Excerpt from a dataset:
* START *
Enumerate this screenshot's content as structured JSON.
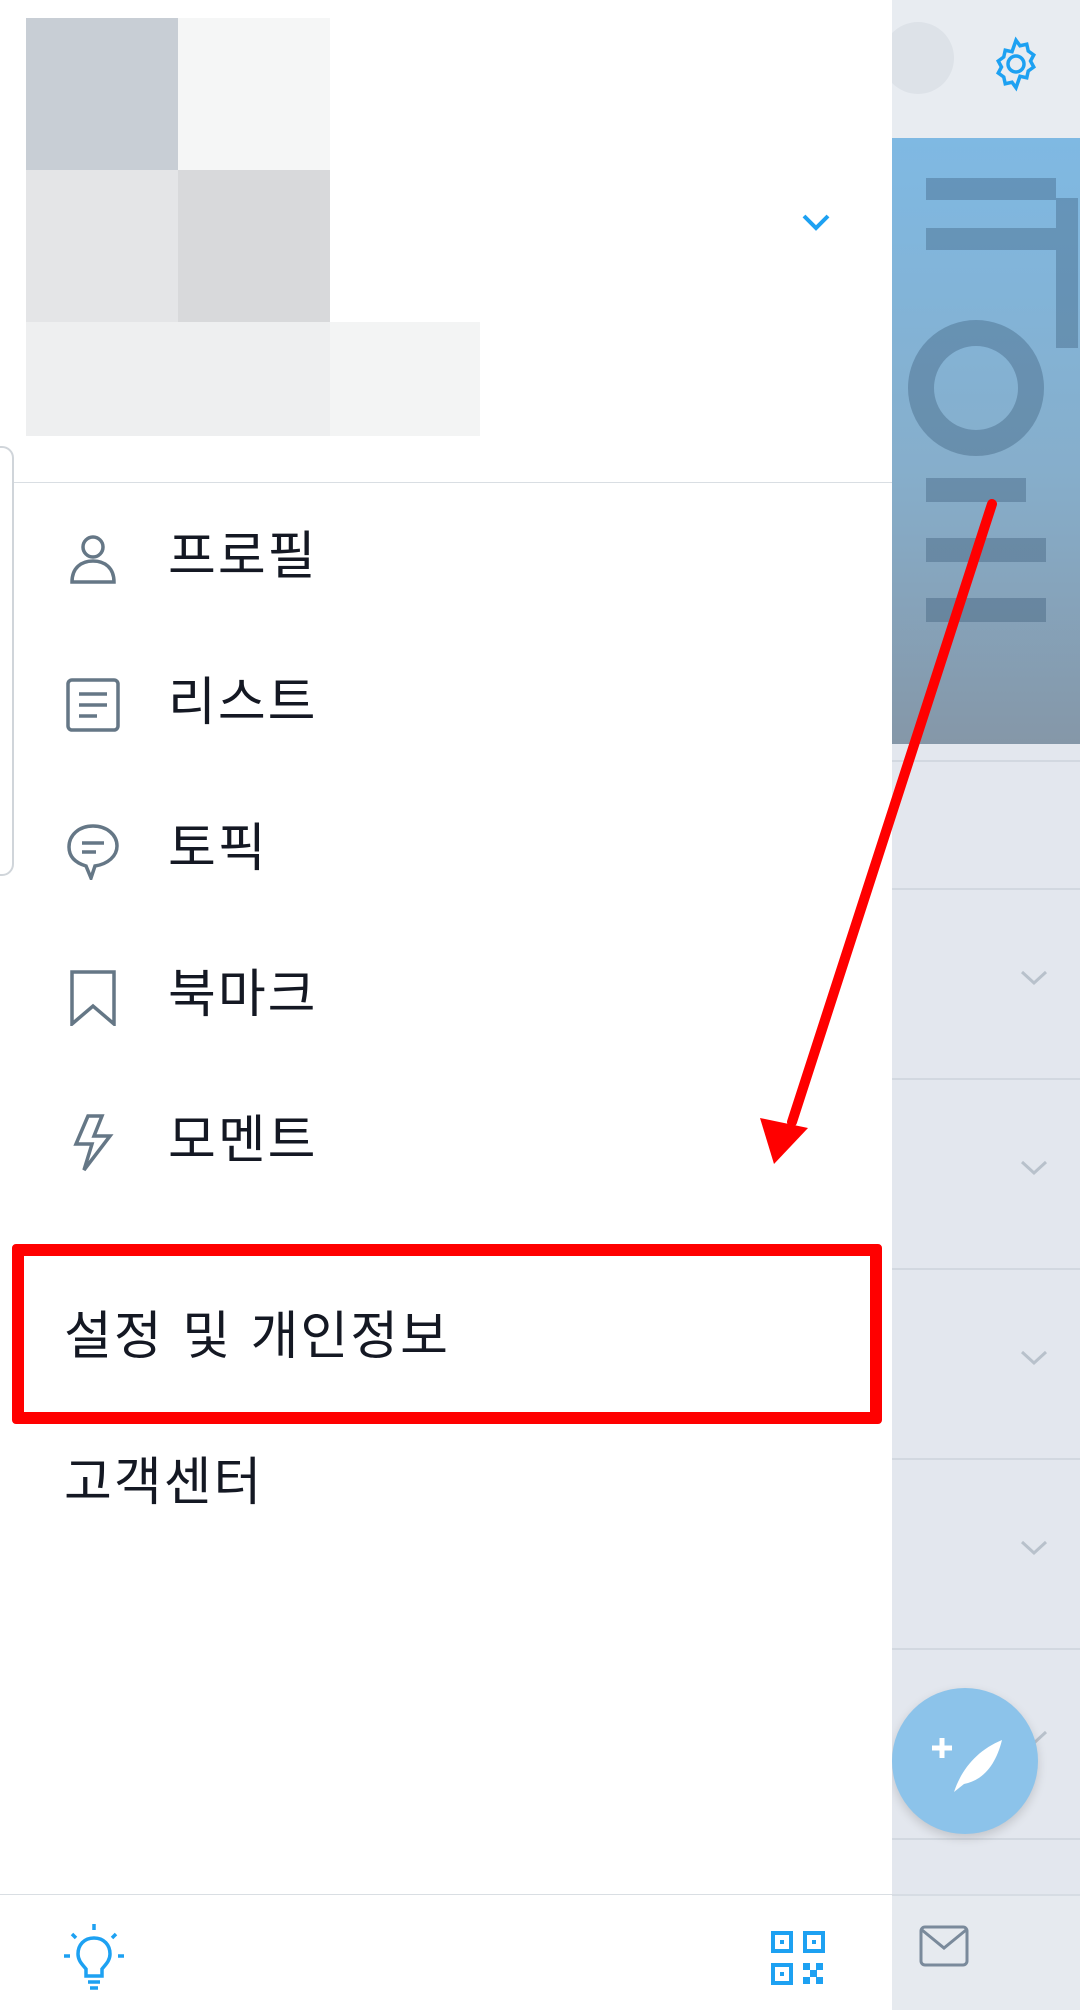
{
  "menu": {
    "items": [
      {
        "label": "프로필",
        "icon": "person-icon"
      },
      {
        "label": "리스트",
        "icon": "list-icon"
      },
      {
        "label": "토픽",
        "icon": "topic-icon"
      },
      {
        "label": "북마크",
        "icon": "bookmark-icon"
      },
      {
        "label": "모멘트",
        "icon": "lightning-icon"
      }
    ]
  },
  "settings": {
    "settings_privacy_label": "설정 및 개인정보",
    "help_center_label": "고객센터"
  },
  "footer": {
    "left_icon": "lightbulb-icon",
    "right_icon": "qr-code-icon"
  },
  "colors": {
    "accent": "#1da1f2",
    "annotation": "#ff0000",
    "text": "#141823",
    "icon_gray": "#657786"
  }
}
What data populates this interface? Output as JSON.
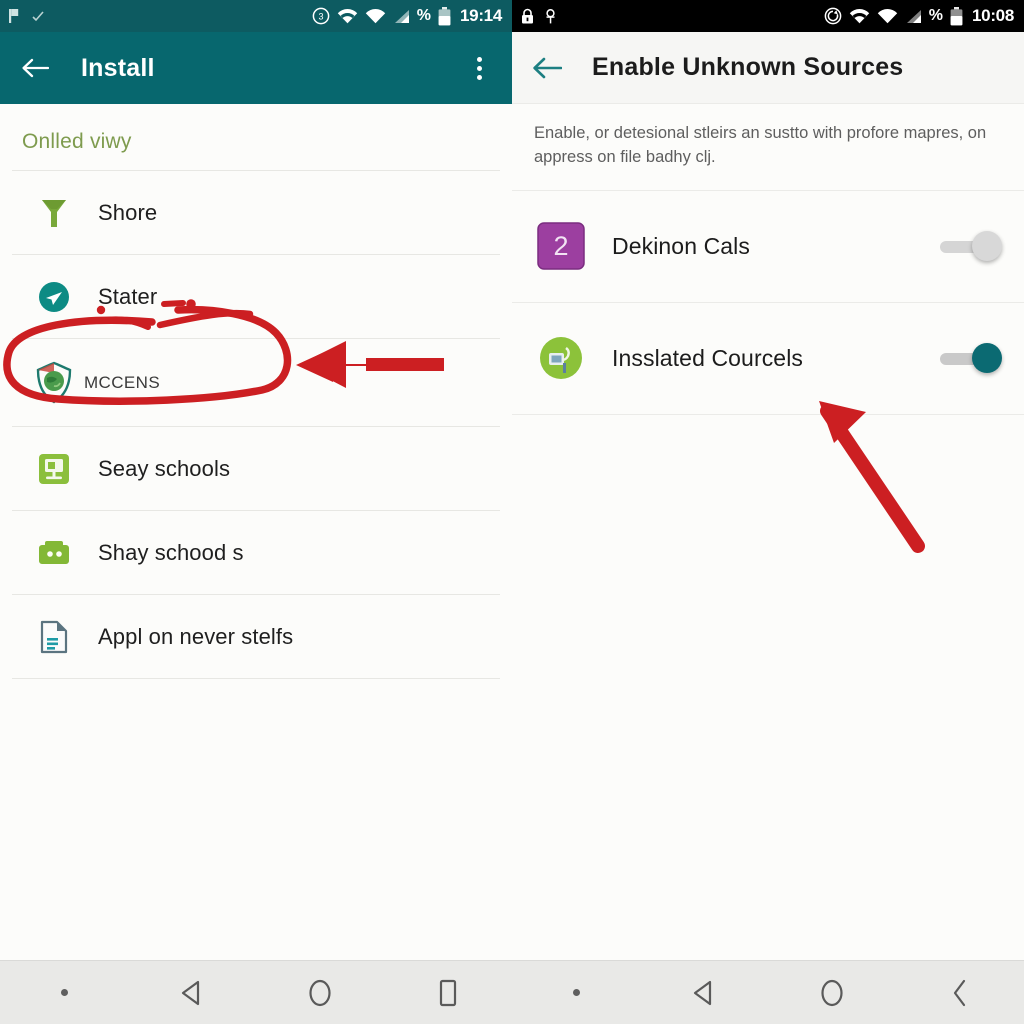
{
  "left_phone": {
    "status_bar": {
      "time": "19:14",
      "percent_glyph": "%",
      "icons": [
        "flag-icon",
        "check-icon",
        "cast-icon",
        "wifi-icon",
        "signal-full-icon",
        "signal-bars-icon",
        "battery-icon"
      ]
    },
    "app_bar": {
      "back_icon": "back-arrow-icon",
      "title": "Install",
      "overflow_icon": "overflow-menu-icon"
    },
    "section_header": "Onlled viwy",
    "items": [
      {
        "label": "Shore",
        "icon": "funnel-icon",
        "icon_color": "#79a83a"
      },
      {
        "label": "Stater",
        "icon": "send-circle-icon",
        "icon_color": "#0d8b84"
      },
      {
        "label": "MCCENS",
        "icon": "shield-globe-logo-icon",
        "icon_color": "#1d7a6e",
        "highlighted": true
      },
      {
        "label": "Seay schools",
        "icon": "monitor-icon",
        "icon_color": "#8bbf3c"
      },
      {
        "label": "Shay schood s",
        "icon": "robot-case-icon",
        "icon_color": "#83b836"
      },
      {
        "label": "Appl on never stelfs",
        "icon": "document-icon",
        "icon_color": "#5b7480"
      }
    ],
    "nav": [
      "dot-indicator",
      "back-triangle-icon",
      "home-circle-icon",
      "recents-square-icon"
    ]
  },
  "right_phone": {
    "status_bar": {
      "time": "10:08",
      "percent_glyph": "%",
      "icons": [
        "lock-icon",
        "pin-icon",
        "sync-icon",
        "wifi-icon",
        "signal-full-icon",
        "signal-bars-icon",
        "battery-icon"
      ]
    },
    "app_bar": {
      "back_icon": "back-arrow-icon",
      "title": "Enable Unknown Sources"
    },
    "description": "Enable, or detesional stleirs an sustto with profore mapres, on appress on file badhy clj.",
    "toggles": [
      {
        "label": "Dekinon Cals",
        "icon": "badge-2-icon",
        "icon_color": "#9c3fa0",
        "badge_text": "2",
        "state": "off"
      },
      {
        "label": "Insslated Courcels",
        "icon": "green-app-icon",
        "icon_color": "#8cc23a",
        "state": "on"
      }
    ],
    "nav": [
      "dot-indicator",
      "back-triangle-icon",
      "home-circle-icon",
      "chevron-back-icon"
    ]
  },
  "annotations": {
    "color": "#cc1f22",
    "ellipse_label": "red-circle-highlight",
    "arrow_left_label": "red-arrow-pointing-left",
    "arrow_right_label": "red-arrow-pointing-up-left"
  },
  "colors": {
    "teal_appbar": "#07676e",
    "teal_statusbar": "#0d5b61",
    "accent_green": "#7e9b4e",
    "toggle_on": "#0b6a72",
    "annotation_red": "#cc1f22"
  }
}
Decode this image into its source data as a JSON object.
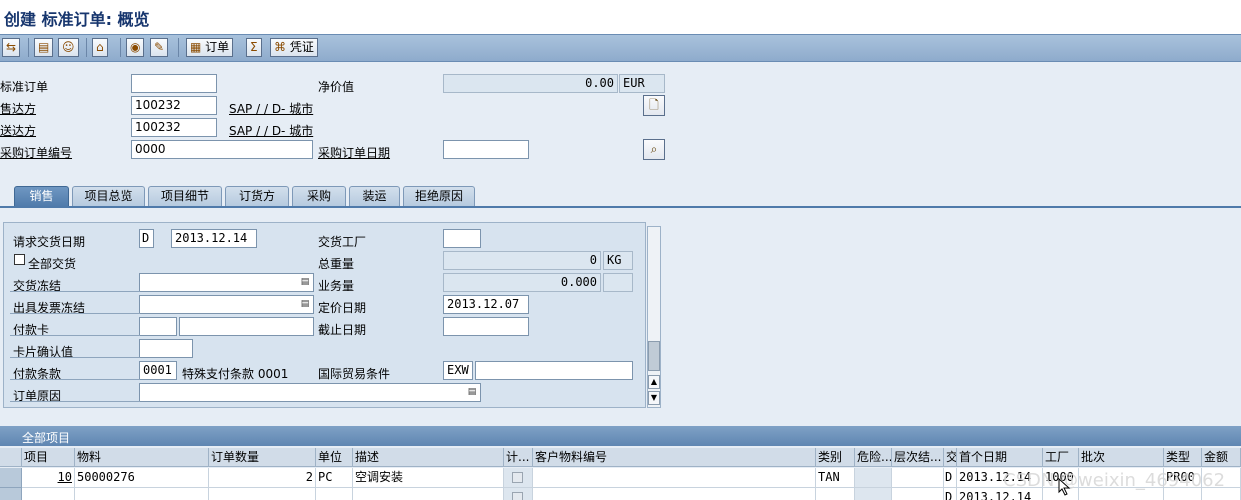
{
  "title": "创建 标准订单: 概览",
  "toolbar": {
    "items_label": "订单",
    "doc_flow_label": "凭证"
  },
  "header": {
    "std_order_label": "标准订单",
    "std_order_value": "",
    "net_value_label": "净价值",
    "net_value": "0.00",
    "currency": "EUR",
    "sold_to_label": "售达方",
    "sold_to_value": "100232",
    "sold_to_desc": "SAP / / D- 城市",
    "ship_to_label": "送达方",
    "ship_to_value": "100232",
    "ship_to_desc": "SAP / / D- 城市",
    "po_number_label": "采购订单编号",
    "po_number_value": "0000",
    "po_date_label": "采购订单日期",
    "po_date_value": ""
  },
  "tabs": [
    "销售",
    "项目总览",
    "项目细节",
    "订货方",
    "采购",
    "装运",
    "拒绝原因"
  ],
  "sales": {
    "req_delivery_date_label": "请求交货日期",
    "req_delivery_date_type": "D",
    "req_delivery_date": "2013.12.14",
    "delivering_plant_label": "交货工厂",
    "delivering_plant": "",
    "complete_delivery_label": "全部交货",
    "total_weight_label": "总重量",
    "total_weight": "0",
    "weight_unit": "KG",
    "delivery_block_label": "交货冻结",
    "delivery_block": "",
    "volume_label": "业务量",
    "volume": "0.000",
    "volume_unit": "",
    "billing_block_label": "出具发票冻结",
    "billing_block": "",
    "pricing_date_label": "定价日期",
    "pricing_date": "2013.12.07",
    "payment_card_label": "付款卡",
    "payment_card_type": "",
    "payment_card_number": "",
    "expiry_date_label": "截止日期",
    "expiry_date": "",
    "card_verif_label": "卡片确认值",
    "card_verif": "",
    "payment_terms_label": "付款条款",
    "payment_terms": "0001",
    "payment_terms_desc": "特殊支付条款 0001",
    "incoterms_label": "国际贸易条件",
    "incoterms": "EXW",
    "incoterms2": "",
    "order_reason_label": "订单原因",
    "order_reason": ""
  },
  "items": {
    "title": "全部项目",
    "columns": [
      "项目",
      "物料",
      "订单数量",
      "单位",
      "描述",
      "计...",
      "客户物料编号",
      "类别",
      "危险...",
      "层次结...",
      "交",
      "首个日期",
      "工厂",
      "批次",
      "类型",
      "金额"
    ],
    "rows": [
      {
        "item": "10",
        "material": "50000276",
        "qty": "2",
        "unit": "PC",
        "desc": "空调安装",
        "category": "TAN",
        "d": "D",
        "first_date": "2013.12.14",
        "plant": "1000",
        "batch": "",
        "type": "PR00"
      },
      {
        "item": "",
        "material": "",
        "qty": "",
        "unit": "",
        "desc": "",
        "category": "",
        "d": "D",
        "first_date": "2013.12.14",
        "plant": "",
        "batch": "",
        "type": ""
      }
    ]
  },
  "watermark": "CSDN @weixin_4694062",
  "colors": {
    "accent": "#4f7aaa",
    "title": "#17366e"
  }
}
* END *
| Task details |
From the listing above, pick out each line where the word "arrow" appears.

| The response |
      "back_icon": "back-arrow-icon",
      "back_icon": "back-arrow-icon",
    "arrow_left_label": "red-arrow-pointing-left",
    "arrow_right_label": "red-arrow-pointing-up-left"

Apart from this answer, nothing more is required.